Copy all of the material exactly. Pictures are not to appear in the copy.

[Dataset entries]
- - -

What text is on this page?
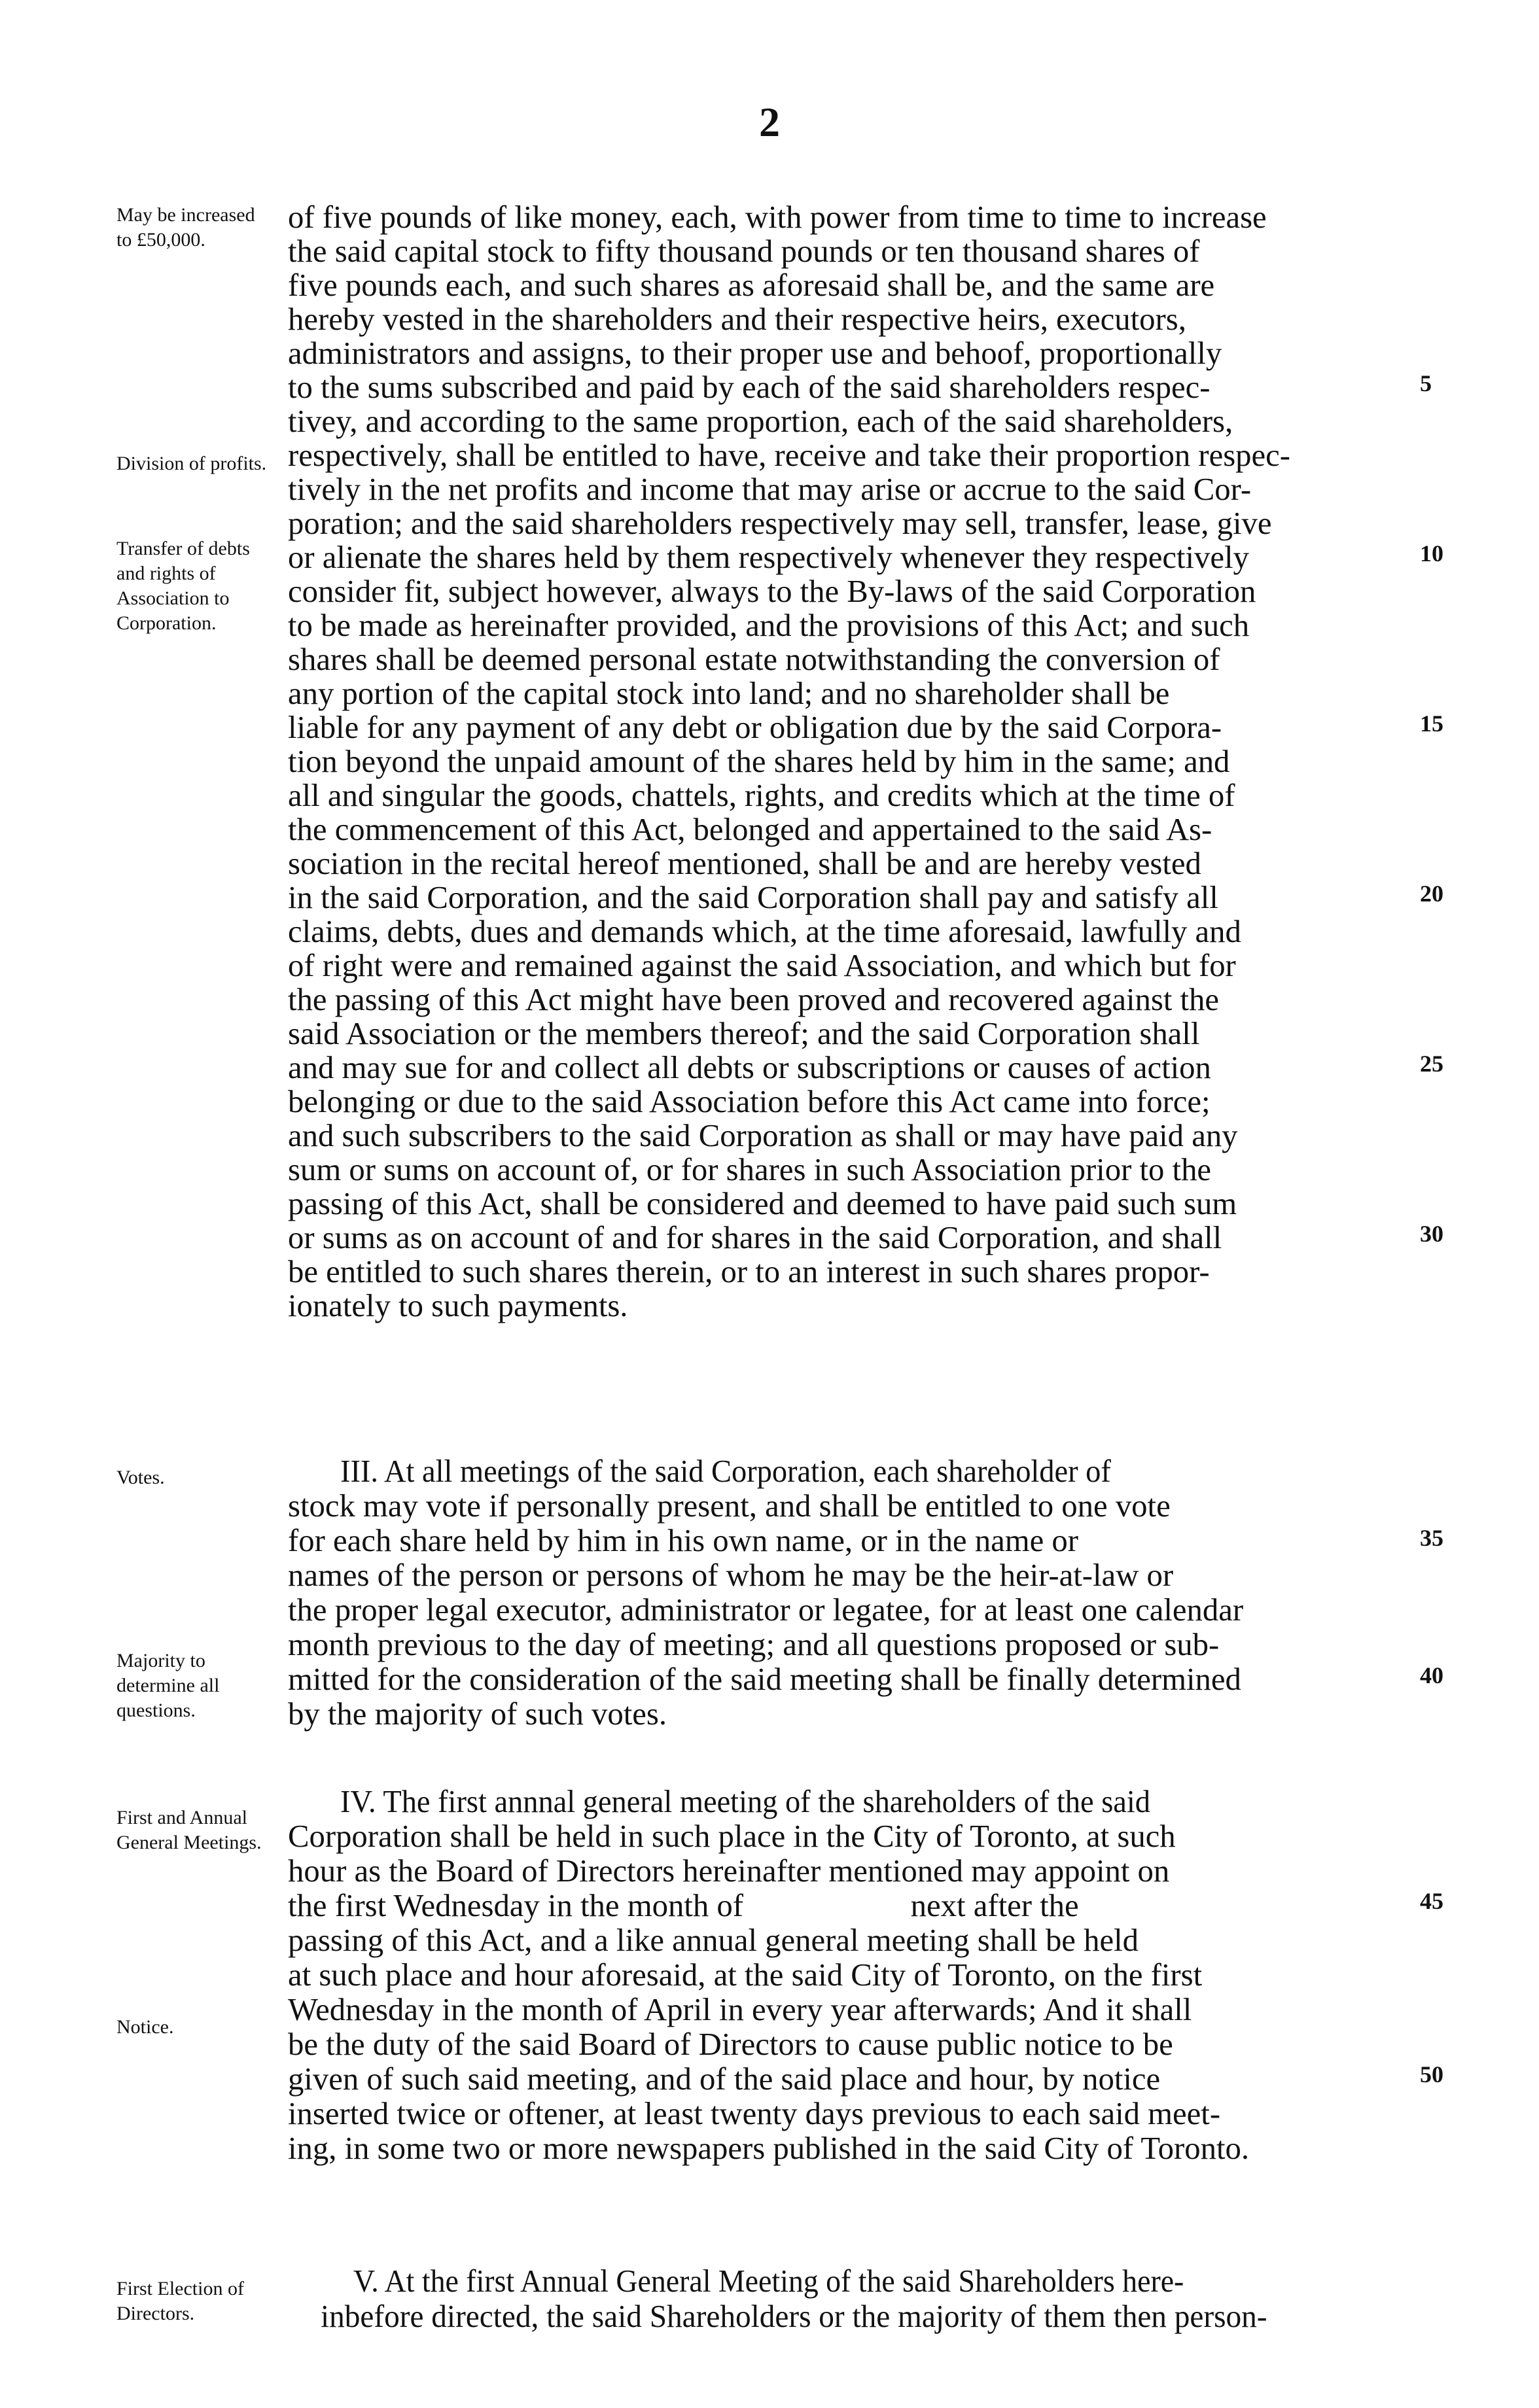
2
May be increased to £50,000.
Division of profits.
Transfer of debts and rights of Association to Corporation.
Votes.
Majority to determine all questions.
First and Annual General Meetings.
Notice.
First Election of Directors.
of five pounds of like money, each, with power from time to time to increase
the said capital stock to fifty thousand pounds or ten thousand shares of
five pounds each, and such shares as aforesaid shall be, and the same are
hereby vested in the shareholders and their respective heirs, executors,
administrators and assigns, to their proper use and behoof, proportionally
to the sums subscribed and paid by each of the said shareholders respec-
tivey, and according to the same proportion, each of the said shareholders,
respectively, shall be entitled to have, receive and take their proportion respec-
tively in the net profits and income that may arise or accrue to the said Cor-
poration; and the said shareholders respectively may sell, transfer, lease, give
or alienate the shares held by them respectively whenever they respectively
consider fit, subject however, always to the By-laws of the said Corporation
to be made as hereinafter provided, and the provisions of this Act; and such
shares shall be deemed personal estate notwithstanding the conversion of
any portion of the capital stock into land; and no shareholder shall be
liable for any payment of any debt or obligation due by the said Corpora-
tion beyond the unpaid amount of the shares held by him in the same; and
all and singular the goods, chattels, rights, and credits which at the time of
the commencement of this Act, belonged and appertained to the said As-
sociation in the recital hereof mentioned, shall be and are hereby vested
in the said Corporation, and the said Corporation shall pay and satisfy all
claims, debts, dues and demands which, at the time aforesaid, lawfully and
of right were and remained against the said Association, and which but for
the passing of this Act might have been proved and recovered against the
said Association or the members thereof; and the said Corporation shall
and may sue for and collect all debts or subscriptions or causes of action
belonging or due to the said Association before this Act came into force;
and such subscribers to the said Corporation as shall or may have paid any
sum or sums on account of, or for shares in such Association prior to the
passing of this Act, shall be considered and deemed to have paid such sum
or sums as on account of and for shares in the said Corporation, and shall
be entitled to such shares therein, or to an interest in such shares propor-
ionately to such payments.
III. At all meetings of the said Corporation, each shareholder of
stock may vote if personally present, and shall be entitled to one vote
for each share held by him in his own name, or in the name or
names of the person or persons of whom he may be the heir-at-law or
the proper legal executor, administrator or legatee, for at least one calendar
month previous to the day of meeting; and all questions proposed or sub-
mitted for the consideration of the said meeting shall be finally determined
by the majority of such votes.
IV. The first annnal general meeting of the shareholders of the said
Corporation shall be held in such place in the City of Toronto, at such
hour as the Board of Directors hereinafter mentioned may appoint on
the first Wednesday in the month of                     next after the
passing of this Act, and a like annual general meeting shall be held
at such place and hour aforesaid, at the said City of Toronto, on the first
Wednesday in the month of April in every year afterwards; And it shall
be the duty of the said Board of Directors to cause public notice to be
given of such said meeting, and of the said place and hour, by notice
inserted twice or oftener, at least twenty days previous to each said meet-
ing, in some two or more newspapers published in the said City of Toronto.
V. At the first Annual General Meeting of the said Shareholders here-
inbefore directed, the said Shareholders or the majority of them then person-
5
10
15
20
25
30
35
40
45
50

- - -

== SOLUTION TO THIS TASK ==
What text is on this page?
2
May be increased to £50,000.
Division of profits.
Transfer of debts and rights of Association to Corporation.
Votes.
Majority to determine all questions.
First and Annual General Meetings.
Notice.
First Election of Directors.
of five pounds of like money, each, with power from time to time to increase
the said capital stock to fifty thousand pounds or ten thousand shares of
five pounds each, and such shares as aforesaid shall be, and the same are
hereby vested in the shareholders and their respective heirs, executors,
administrators and assigns, to their proper use and behoof, proportionally
to the sums subscribed and paid by each of the said shareholders respec-
tivey, and according to the same proportion, each of the said shareholders,
respectively, shall be entitled to have, receive and take their proportion respec-
tively in the net profits and income that may arise or accrue to the said Cor-
poration; and the said shareholders respectively may sell, transfer, lease, give
or alienate the shares held by them respectively whenever they respectively
consider fit, subject however, always to the By-laws of the said Corporation
to be made as hereinafter provided, and the provisions of this Act; and such
shares shall be deemed personal estate notwithstanding the conversion of
any portion of the capital stock into land; and no shareholder shall be
liable for any payment of any debt or obligation due by the said Corpora-
tion beyond the unpaid amount of the shares held by him in the same; and
all and singular the goods, chattels, rights, and credits which at the time of
the commencement of this Act, belonged and appertained to the said As-
sociation in the recital hereof mentioned, shall be and are hereby vested
in the said Corporation, and the said Corporation shall pay and satisfy all
claims, debts, dues and demands which, at the time aforesaid, lawfully and
of right were and remained against the said Association, and which but for
the passing of this Act might have been proved and recovered against the
said Association or the members thereof; and the said Corporation shall
and may sue for and collect all debts or subscriptions or causes of action
belonging or due to the said Association before this Act came into force;
and such subscribers to the said Corporation as shall or may have paid any
sum or sums on account of, or for shares in such Association prior to the
passing of this Act, shall be considered and deemed to have paid such sum
or sums as on account of and for shares in the said Corporation, and shall
be entitled to such shares therein, or to an interest in such shares propor-
ionately to such payments.
III. At all meetings of the said Corporation, each shareholder of
stock may vote if personally present, and shall be entitled to one vote
for each share held by him in his own name, or in the name or
names of the person or persons of whom he may be the heir-at-law or
the proper legal executor, administrator or legatee, for at least one calendar
month previous to the day of meeting; and all questions proposed or sub-
mitted for the consideration of the said meeting shall be finally determined
by the majority of such votes.
IV. The first annnal general meeting of the shareholders of the said
Corporation shall be held in such place in the City of Toronto, at such
hour as the Board of Directors hereinafter mentioned may appoint on
the first Wednesday in the month of                     next after the
passing of this Act, and a like annual general meeting shall be held
at such place and hour aforesaid, at the said City of Toronto, on the first
Wednesday in the month of April in every year afterwards; And it shall
be the duty of the said Board of Directors to cause public notice to be
given of such said meeting, and of the said place and hour, by notice
inserted twice or oftener, at least twenty days previous to each said meet-
ing, in some two or more newspapers published in the said City of Toronto.
V. At the first Annual General Meeting of the said Shareholders here-
inbefore directed, the said Shareholders or the majority of them then person-
5
10
15
20
25
30
35
40
45
50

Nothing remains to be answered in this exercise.